**Task inputs:**
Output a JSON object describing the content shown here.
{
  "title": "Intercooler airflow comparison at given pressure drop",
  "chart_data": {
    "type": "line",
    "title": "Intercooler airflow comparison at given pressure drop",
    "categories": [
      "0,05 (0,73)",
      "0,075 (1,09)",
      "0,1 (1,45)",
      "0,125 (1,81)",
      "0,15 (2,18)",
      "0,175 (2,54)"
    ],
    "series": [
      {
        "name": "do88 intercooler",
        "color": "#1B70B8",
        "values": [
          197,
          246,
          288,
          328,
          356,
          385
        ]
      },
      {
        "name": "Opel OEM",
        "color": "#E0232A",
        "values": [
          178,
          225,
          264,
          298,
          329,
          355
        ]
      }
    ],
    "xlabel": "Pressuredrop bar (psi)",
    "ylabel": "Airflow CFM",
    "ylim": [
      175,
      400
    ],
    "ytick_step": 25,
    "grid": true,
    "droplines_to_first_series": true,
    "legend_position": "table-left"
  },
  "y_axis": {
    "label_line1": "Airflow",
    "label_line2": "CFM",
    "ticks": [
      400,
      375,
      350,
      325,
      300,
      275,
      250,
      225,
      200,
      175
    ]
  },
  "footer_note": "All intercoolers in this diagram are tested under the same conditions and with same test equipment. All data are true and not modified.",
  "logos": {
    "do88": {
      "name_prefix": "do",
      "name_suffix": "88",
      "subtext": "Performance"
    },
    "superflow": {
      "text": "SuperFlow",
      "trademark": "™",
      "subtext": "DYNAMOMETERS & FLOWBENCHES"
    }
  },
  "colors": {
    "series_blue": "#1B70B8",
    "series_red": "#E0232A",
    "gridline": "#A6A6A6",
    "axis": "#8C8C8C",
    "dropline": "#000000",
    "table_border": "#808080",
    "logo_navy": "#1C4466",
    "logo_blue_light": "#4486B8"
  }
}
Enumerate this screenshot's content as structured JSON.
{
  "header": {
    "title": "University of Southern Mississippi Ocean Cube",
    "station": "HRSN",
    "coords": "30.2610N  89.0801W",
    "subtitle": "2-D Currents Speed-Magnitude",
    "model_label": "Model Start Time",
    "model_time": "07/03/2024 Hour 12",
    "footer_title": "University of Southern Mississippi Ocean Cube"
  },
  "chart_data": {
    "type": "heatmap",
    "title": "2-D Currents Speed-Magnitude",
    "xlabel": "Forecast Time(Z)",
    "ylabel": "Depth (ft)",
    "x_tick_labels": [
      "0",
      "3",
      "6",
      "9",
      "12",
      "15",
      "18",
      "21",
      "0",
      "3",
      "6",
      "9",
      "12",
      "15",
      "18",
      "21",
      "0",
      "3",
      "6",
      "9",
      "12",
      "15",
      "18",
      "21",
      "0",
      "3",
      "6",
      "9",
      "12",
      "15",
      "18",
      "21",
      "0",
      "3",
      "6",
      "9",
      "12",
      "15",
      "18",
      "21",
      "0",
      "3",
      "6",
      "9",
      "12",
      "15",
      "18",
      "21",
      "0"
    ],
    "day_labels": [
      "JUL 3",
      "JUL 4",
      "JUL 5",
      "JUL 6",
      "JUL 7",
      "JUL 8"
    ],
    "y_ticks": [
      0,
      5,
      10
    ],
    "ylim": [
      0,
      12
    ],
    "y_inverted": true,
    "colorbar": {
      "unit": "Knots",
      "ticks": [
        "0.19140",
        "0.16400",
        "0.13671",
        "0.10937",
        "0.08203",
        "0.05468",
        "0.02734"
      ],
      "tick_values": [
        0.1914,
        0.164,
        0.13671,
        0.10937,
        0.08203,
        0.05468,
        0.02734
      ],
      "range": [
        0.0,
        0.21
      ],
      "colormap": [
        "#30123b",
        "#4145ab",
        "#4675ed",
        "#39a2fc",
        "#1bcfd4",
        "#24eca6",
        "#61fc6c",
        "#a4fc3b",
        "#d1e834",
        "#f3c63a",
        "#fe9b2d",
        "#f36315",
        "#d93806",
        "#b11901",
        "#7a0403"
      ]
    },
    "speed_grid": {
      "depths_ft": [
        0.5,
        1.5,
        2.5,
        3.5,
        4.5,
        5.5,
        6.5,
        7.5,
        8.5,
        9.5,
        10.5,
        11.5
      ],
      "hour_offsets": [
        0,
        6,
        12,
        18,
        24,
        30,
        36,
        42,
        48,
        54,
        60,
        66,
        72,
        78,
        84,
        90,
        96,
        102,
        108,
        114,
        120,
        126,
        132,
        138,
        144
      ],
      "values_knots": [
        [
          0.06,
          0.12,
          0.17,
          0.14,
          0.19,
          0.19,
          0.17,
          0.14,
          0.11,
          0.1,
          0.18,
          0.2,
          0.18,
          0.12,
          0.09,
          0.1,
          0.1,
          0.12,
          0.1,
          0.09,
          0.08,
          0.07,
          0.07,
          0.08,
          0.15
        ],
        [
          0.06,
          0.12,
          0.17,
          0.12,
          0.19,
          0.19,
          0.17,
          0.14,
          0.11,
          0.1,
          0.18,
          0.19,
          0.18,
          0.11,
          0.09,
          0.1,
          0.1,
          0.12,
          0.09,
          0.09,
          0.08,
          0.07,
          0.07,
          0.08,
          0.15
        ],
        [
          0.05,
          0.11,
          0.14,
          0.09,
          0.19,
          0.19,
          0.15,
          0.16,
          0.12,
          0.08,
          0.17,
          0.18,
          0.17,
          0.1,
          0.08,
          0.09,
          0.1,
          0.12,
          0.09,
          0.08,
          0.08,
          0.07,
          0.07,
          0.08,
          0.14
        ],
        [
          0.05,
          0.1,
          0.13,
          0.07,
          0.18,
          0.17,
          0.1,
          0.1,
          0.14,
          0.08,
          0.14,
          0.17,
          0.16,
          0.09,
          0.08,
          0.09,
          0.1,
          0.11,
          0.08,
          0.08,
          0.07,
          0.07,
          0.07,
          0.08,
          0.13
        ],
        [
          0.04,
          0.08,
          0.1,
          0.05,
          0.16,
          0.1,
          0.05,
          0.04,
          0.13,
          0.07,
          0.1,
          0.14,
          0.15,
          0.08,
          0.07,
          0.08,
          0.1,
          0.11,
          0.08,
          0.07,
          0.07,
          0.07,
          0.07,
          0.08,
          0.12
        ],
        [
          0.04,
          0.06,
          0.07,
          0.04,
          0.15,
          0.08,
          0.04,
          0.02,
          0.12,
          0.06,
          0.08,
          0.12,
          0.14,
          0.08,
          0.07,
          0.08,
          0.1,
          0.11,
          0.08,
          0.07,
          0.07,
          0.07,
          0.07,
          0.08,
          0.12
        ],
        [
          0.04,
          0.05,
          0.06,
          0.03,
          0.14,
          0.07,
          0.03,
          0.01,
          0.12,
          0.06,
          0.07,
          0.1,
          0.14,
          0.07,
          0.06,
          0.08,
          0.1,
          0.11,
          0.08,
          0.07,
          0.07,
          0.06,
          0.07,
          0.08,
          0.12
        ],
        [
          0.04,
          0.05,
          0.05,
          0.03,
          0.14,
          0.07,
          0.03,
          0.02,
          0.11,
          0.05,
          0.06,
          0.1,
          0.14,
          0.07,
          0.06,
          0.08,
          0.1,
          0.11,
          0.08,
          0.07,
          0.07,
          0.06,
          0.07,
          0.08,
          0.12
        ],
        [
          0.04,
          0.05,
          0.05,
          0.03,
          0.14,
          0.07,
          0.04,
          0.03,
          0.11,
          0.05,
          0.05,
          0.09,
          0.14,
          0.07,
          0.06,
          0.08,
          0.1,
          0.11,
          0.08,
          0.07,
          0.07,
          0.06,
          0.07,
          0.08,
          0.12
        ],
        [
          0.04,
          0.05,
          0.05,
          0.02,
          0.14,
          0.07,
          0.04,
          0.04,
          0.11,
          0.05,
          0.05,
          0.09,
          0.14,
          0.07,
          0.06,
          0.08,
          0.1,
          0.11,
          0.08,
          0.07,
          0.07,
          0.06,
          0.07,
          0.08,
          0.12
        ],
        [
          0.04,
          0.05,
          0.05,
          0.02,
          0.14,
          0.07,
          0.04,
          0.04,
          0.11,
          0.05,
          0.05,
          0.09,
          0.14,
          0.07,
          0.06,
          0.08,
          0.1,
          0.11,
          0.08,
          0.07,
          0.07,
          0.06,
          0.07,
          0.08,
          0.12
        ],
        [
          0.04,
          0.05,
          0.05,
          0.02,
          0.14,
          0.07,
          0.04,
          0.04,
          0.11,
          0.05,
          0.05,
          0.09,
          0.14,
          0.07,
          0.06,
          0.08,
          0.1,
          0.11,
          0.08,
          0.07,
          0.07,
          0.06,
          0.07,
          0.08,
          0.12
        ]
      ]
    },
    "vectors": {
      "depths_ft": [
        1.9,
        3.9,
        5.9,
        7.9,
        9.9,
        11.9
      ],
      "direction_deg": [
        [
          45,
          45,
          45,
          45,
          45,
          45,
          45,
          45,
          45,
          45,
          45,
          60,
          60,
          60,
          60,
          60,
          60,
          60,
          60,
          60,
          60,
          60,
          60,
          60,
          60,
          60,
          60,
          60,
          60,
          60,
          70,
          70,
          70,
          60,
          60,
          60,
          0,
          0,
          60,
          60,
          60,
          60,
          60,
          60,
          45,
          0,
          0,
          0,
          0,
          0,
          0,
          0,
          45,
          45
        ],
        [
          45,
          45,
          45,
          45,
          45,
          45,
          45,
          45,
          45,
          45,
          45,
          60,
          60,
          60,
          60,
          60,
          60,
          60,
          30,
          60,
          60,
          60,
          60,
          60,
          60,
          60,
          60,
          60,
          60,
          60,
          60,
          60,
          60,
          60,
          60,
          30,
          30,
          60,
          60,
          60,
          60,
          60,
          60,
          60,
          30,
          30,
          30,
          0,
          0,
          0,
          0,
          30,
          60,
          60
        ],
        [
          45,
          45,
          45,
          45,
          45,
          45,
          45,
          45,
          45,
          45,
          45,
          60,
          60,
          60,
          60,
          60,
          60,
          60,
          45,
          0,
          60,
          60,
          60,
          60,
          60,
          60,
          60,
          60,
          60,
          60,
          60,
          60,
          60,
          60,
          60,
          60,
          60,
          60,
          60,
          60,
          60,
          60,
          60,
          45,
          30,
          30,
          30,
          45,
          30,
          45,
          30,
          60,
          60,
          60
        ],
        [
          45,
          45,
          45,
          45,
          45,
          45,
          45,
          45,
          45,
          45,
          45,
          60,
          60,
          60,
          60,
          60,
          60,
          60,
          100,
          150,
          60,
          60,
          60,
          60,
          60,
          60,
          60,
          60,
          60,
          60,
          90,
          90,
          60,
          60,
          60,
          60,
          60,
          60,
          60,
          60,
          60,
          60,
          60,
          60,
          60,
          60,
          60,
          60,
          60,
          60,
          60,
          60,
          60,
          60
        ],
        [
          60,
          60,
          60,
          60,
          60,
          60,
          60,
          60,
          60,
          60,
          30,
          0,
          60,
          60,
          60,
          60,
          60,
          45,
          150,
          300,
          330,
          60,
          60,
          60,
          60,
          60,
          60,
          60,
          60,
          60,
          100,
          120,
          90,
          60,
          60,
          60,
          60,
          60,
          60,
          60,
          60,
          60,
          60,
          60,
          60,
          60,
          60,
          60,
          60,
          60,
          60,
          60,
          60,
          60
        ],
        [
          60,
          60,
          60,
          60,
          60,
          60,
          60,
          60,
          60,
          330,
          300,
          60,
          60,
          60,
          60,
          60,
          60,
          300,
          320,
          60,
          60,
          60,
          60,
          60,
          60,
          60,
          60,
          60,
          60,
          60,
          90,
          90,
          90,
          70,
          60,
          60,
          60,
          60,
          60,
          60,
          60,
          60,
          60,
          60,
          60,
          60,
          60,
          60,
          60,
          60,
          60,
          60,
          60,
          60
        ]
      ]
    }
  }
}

**Directive:** Find how many lines in the material hold the word "University" and state that number alone.

**Exercise answer:** 2